▸ **List of tasks**
1: According to the excerpt on Chesapeake Bay safety and security zones, when does the final rule take effect?
2: Please transcribe the records from their first line up to and including the line with "add-attachment-button[interactable]: ⊕ —".

Regulatory Information

On March 20, 2003, we published a notice of proposed rulemaking (NPRM) entitled “Safety and Security Zones; Chesapeake Bay, Maryland and Tributaries” in the Federal Register (68 FR 13649). We received no letters commenting on the proposed rule. No public hearing was requested, and none was held.

Under 5 U.S.C. 553(d)(3), the Coast Guard finds that good cause exists for making this rule effective less than 30 days after publication in the Federal Register. The final rule was published in the Federal Register (68 FR 43309) on July 22, 2003, but is not effective until August 21, 2003. However, imminent arrival of affected vessels creates an immediate need for this temporary rule until the final rule becomes effective.

Background and Purpose

In light of the terrorist attacks on the World Trade Center buildings in New York, NY and the Pentagon in Arlington, VA on September 11, 2001, safety and security zones are being established to safeguard certain types of vessels and the public from sabotage or other subversive acts, accidents, or other events of a similar nature, and to protect persons, vessels, and others in the maritime community from the hazards associated with the transit and limited maneuverability of these vessels. These safety and security zones prohibit entry into or movement within the specified areas.

This rule establishes safety and security zones around vessels carrying LNG while underway, anchored, or moored in the waters of the Chesapeake Bay and its tributaries. This rule creates safety and security zones within navigable waters of the United States in the COTP Baltimore zone, as defined in 33 CFR 3.25-15. While the COTP anticipates some impact on vessel traffic due to this regulation, these safety and security zones are deemed necessary for the protection of life, property, and the safety and security of navigation within the COTP Baltimore zone.

Regulatory Evaluation

This rule is not a “significant regulatory action” under section 3(f) of Executive Order 12866, Regulatory Planning and Review, and does not require an assessment of potential costs and benefits under section 6(a)(3) of that Order. The Office of Management and Budget has not reviewed it under that Order. It is not “significant” under the regulatory policies and procedures of the Department of Homeland Security (DHS).

We expect the economic impact of this proposed rule to be so minimal that a full Regulatory Evaluation under the regulatory policies and procedures of DHS is unnecessary. This finding is based on the limited size of the zones, the minimal time that vessels will be restricted from the zones, and vessels may transit around the zones. In addition, vessels that may need to enter the zones may request permission on a case-by-case basis from the COTP Baltimore or his designated representatives.

Small Entities

Under the Regulatory Flexibility Act (5 U.S.C. 601-612), we have considered whether this rule would have a significant economic impact on a substantial number of small entities. The term “small entities” comprises small businesses, not-for-profit organizations that are independently owned and operated and are not dominant in their fields, and governmental jurisdictions with populations of less than 50,000.

The Coast Guard certifies under 5 U.S.C. 605(b) that this rule will not have a significant economic impact on a substantial number of small entities. This rule would affect the following entities, some of which might be small entities: the owners or operators of vessels intending to transit in a portion of the Chesapeake Bay and its tributaries near a vessel encompassed by the safety and security zones. Because the zones are of limited size and duration, it is expected that there will be minimal disruption to the maritime community. In addition, smaller vessels, which are more likely to be small entities, may transit around the zones and request permission from the COTP Baltimore on a case-by-case basis to enter the zones.

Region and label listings

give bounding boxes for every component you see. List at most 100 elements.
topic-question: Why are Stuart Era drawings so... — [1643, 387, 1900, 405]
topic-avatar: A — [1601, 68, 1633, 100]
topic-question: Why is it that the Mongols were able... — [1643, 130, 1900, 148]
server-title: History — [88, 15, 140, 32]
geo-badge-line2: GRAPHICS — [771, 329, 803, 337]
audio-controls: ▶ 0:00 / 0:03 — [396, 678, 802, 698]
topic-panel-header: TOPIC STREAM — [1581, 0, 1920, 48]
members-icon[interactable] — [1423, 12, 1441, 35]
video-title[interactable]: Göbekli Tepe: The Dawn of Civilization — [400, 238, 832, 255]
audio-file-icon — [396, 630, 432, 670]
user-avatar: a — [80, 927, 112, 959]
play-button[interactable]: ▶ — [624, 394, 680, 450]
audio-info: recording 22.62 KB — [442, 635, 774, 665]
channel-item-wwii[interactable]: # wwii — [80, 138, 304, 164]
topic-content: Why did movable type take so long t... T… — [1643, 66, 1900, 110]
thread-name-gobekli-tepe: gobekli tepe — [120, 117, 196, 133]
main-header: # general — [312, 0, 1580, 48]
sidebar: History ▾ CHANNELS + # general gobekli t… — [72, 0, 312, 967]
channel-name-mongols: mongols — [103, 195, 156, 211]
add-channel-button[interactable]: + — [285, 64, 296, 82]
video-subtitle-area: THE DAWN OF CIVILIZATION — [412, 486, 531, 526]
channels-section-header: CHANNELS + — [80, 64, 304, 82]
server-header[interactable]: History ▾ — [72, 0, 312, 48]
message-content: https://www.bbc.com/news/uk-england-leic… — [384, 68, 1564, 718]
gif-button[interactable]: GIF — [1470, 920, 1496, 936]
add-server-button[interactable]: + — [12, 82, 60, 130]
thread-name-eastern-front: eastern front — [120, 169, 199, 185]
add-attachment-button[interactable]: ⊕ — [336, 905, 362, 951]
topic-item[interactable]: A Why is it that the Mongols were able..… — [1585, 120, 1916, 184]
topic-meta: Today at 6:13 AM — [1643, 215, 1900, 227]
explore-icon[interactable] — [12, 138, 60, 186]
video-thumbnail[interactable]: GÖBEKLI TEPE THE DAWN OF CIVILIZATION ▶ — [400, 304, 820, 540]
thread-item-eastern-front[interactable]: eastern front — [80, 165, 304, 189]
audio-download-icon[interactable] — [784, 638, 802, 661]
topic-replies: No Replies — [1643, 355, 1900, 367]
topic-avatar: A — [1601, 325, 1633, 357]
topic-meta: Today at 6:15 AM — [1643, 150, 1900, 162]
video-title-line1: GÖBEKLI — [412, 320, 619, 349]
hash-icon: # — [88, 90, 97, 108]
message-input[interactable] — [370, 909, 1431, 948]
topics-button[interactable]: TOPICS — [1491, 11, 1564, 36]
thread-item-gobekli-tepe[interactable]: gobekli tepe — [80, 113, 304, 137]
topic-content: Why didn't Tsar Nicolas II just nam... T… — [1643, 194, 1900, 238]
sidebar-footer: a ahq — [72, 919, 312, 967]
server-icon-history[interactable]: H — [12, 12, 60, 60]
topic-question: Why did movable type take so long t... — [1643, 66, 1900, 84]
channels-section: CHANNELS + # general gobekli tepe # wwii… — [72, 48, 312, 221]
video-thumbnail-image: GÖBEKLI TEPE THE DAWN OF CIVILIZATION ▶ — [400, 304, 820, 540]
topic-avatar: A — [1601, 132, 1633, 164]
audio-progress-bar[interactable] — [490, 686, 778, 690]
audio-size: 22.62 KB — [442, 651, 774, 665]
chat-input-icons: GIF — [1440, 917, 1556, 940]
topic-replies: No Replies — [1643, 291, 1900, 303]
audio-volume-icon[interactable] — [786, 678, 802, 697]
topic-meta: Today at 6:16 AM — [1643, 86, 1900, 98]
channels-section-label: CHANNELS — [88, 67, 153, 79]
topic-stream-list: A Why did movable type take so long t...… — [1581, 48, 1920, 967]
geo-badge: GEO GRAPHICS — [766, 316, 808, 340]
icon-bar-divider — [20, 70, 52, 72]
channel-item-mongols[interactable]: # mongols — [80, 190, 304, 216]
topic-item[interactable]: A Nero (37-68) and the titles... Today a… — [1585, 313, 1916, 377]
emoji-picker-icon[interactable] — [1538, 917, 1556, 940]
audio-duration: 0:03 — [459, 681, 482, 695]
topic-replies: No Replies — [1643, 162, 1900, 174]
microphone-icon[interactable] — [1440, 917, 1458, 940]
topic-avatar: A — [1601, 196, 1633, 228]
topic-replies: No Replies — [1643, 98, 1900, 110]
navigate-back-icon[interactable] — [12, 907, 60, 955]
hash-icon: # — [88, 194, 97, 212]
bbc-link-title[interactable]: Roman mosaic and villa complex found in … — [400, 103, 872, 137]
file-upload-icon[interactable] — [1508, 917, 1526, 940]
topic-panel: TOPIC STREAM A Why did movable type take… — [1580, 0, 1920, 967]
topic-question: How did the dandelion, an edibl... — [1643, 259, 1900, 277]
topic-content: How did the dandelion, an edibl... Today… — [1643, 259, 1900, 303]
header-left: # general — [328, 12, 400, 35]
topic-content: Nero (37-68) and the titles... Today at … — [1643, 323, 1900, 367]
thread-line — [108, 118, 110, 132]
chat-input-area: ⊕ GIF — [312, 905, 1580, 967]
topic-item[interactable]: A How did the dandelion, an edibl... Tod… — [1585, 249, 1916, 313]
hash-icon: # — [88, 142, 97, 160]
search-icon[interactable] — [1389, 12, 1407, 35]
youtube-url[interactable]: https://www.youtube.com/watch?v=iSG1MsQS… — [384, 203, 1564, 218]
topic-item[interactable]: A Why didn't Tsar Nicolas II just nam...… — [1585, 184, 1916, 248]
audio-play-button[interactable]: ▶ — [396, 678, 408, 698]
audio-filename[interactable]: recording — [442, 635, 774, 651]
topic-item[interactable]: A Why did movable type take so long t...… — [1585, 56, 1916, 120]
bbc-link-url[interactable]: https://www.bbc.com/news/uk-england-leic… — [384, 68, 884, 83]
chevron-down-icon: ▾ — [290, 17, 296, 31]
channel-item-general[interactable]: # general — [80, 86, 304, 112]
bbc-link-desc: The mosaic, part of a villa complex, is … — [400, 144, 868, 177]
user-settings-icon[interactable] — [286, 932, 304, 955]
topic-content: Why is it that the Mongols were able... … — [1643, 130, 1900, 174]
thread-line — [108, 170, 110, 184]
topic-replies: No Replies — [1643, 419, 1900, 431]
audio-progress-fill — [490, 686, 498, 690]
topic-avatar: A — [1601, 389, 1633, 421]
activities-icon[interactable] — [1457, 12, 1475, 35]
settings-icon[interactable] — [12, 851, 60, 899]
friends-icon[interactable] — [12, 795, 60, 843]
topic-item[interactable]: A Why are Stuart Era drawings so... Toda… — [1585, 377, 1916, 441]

▸ **In response**
1: August 21, 2003.

2:
give bounding boxes for every component you see. List at most 100 elements.
topic-question: Why are Stuart Era drawings so... — [1643, 387, 1900, 405]
topic-avatar: A — [1601, 68, 1633, 100]
topic-question: Why is it that the Mongols were able... — [1643, 130, 1900, 148]
server-title: History — [88, 15, 140, 32]
geo-badge-line2: GRAPHICS — [771, 329, 803, 337]
audio-controls: ▶ 0:00 / 0:03 — [396, 678, 802, 698]
topic-panel-header: TOPIC STREAM — [1581, 0, 1920, 48]
members-icon[interactable] — [1423, 12, 1441, 35]
video-title[interactable]: Göbekli Tepe: The Dawn of Civilization — [400, 238, 832, 255]
audio-file-icon — [396, 630, 432, 670]
user-avatar: a — [80, 927, 112, 959]
play-button[interactable]: ▶ — [624, 394, 680, 450]
audio-info: recording 22.62 KB — [442, 635, 774, 665]
channel-item-wwii[interactable]: # wwii — [80, 138, 304, 164]
topic-content: Why did movable type take so long t... T… — [1643, 66, 1900, 110]
thread-name-gobekli-tepe: gobekli tepe — [120, 117, 196, 133]
main-header: # general — [312, 0, 1580, 48]
sidebar: History ▾ CHANNELS + # general gobekli t… — [72, 0, 312, 967]
channel-name-mongols: mongols — [103, 195, 156, 211]
add-channel-button[interactable]: + — [285, 64, 296, 82]
video-subtitle-area: THE DAWN OF CIVILIZATION — [412, 486, 531, 526]
channels-section-header: CHANNELS + — [80, 64, 304, 82]
server-header[interactable]: History ▾ — [72, 0, 312, 48]
message-content: https://www.bbc.com/news/uk-england-leic… — [384, 68, 1564, 718]
gif-button[interactable]: GIF — [1470, 920, 1496, 936]
add-server-button[interactable]: + — [12, 82, 60, 130]
thread-name-eastern-front: eastern front — [120, 169, 199, 185]
add-attachment-button[interactable]: ⊕ — [336, 905, 362, 951]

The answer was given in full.